**The records**
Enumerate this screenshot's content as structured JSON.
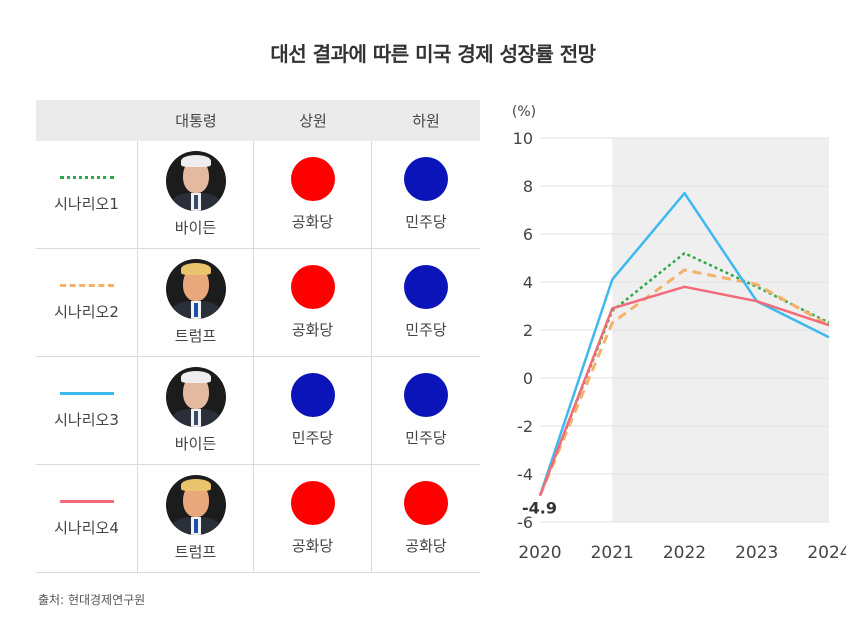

==

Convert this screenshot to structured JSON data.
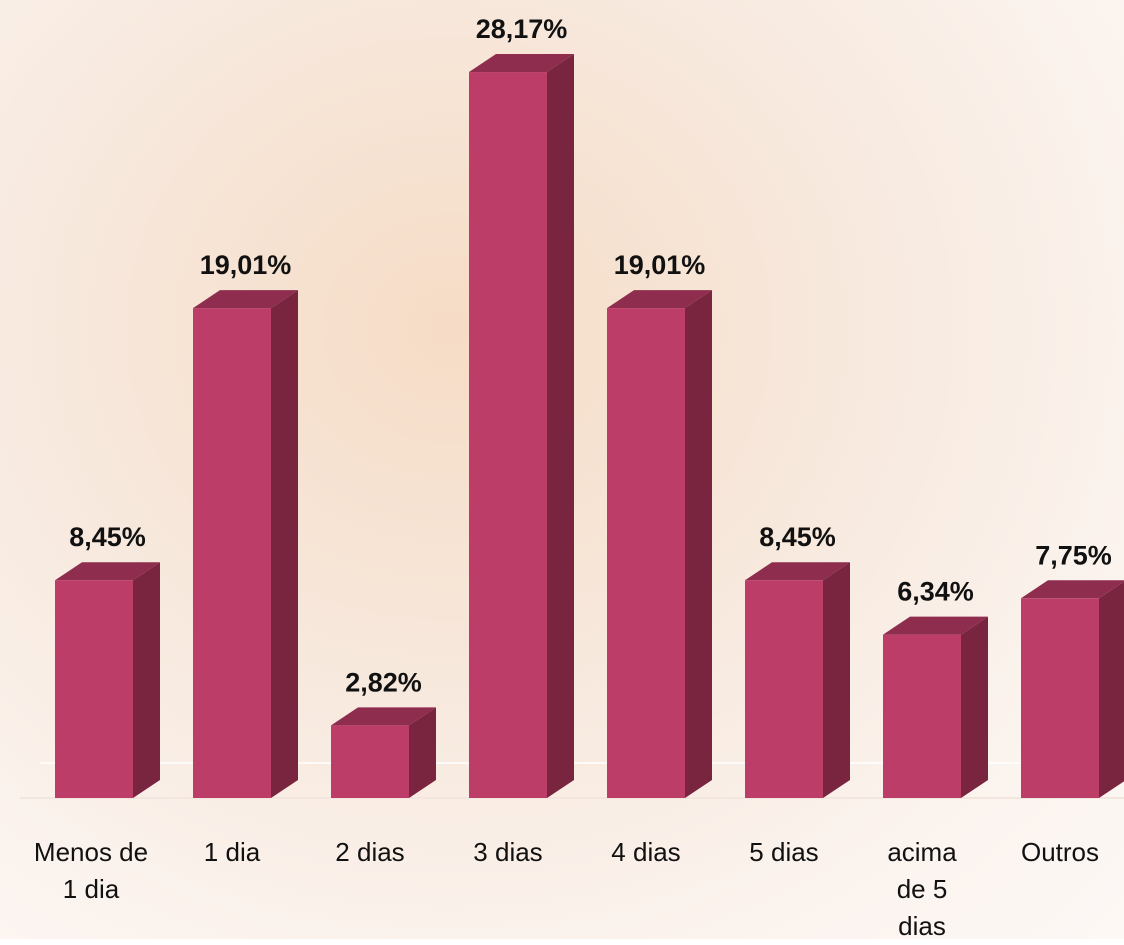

==

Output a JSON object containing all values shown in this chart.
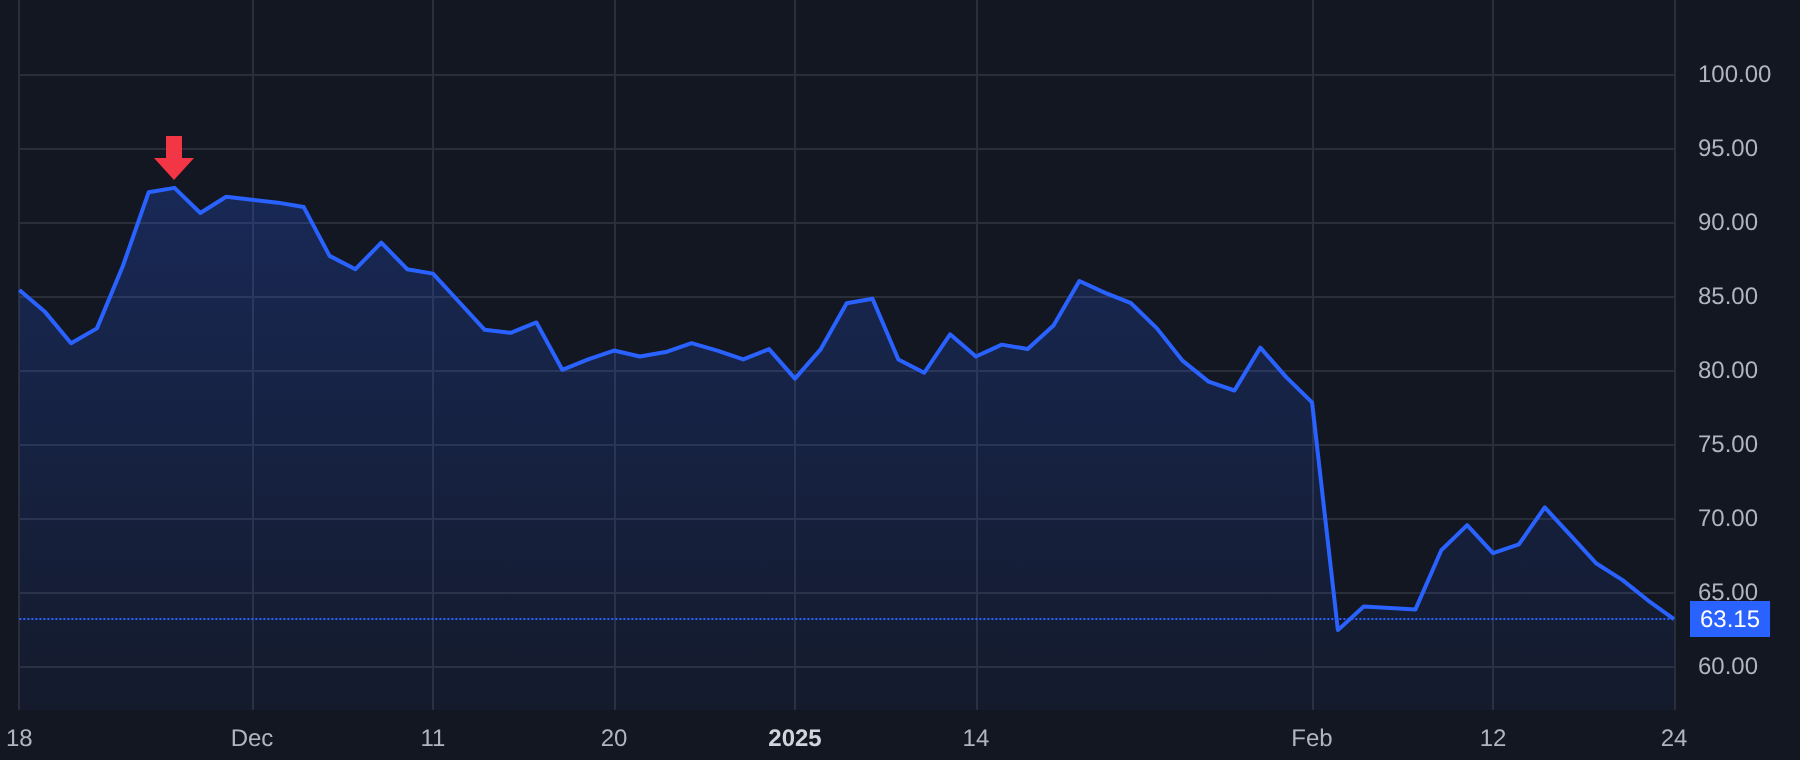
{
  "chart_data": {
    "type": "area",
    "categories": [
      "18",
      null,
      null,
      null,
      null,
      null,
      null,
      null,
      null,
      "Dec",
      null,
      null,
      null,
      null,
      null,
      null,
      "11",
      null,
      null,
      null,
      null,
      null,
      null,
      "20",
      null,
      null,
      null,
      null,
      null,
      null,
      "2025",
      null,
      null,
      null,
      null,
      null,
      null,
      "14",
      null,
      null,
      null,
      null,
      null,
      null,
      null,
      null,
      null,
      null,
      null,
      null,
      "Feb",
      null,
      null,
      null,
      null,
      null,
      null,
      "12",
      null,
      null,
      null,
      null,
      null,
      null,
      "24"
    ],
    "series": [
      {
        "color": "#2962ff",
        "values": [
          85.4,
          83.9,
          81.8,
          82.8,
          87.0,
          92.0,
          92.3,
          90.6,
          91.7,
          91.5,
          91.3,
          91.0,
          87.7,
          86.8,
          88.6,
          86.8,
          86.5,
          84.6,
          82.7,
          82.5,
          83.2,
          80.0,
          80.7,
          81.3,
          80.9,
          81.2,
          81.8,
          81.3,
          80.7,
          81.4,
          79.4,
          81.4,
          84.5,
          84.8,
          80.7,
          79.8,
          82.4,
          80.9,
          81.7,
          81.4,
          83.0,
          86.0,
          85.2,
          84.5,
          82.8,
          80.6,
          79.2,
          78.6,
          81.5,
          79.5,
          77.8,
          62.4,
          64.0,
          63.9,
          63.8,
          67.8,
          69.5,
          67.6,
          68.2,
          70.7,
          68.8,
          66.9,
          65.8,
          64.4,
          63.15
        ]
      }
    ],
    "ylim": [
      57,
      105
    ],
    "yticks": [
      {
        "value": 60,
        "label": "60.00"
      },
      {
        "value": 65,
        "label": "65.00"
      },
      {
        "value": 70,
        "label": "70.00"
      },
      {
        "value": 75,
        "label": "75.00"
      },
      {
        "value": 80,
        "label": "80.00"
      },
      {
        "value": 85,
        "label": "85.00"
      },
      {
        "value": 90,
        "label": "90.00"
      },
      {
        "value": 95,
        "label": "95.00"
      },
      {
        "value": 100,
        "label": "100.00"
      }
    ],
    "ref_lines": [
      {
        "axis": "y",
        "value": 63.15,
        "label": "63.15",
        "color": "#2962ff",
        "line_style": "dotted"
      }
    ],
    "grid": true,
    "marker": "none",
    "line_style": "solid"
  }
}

**Given exercise**
Return each line where "screenshot" shows up.

**Written reply**
Enumerate this screenshot's content as structured JSON.
Convert this screenshot to structured JSON data.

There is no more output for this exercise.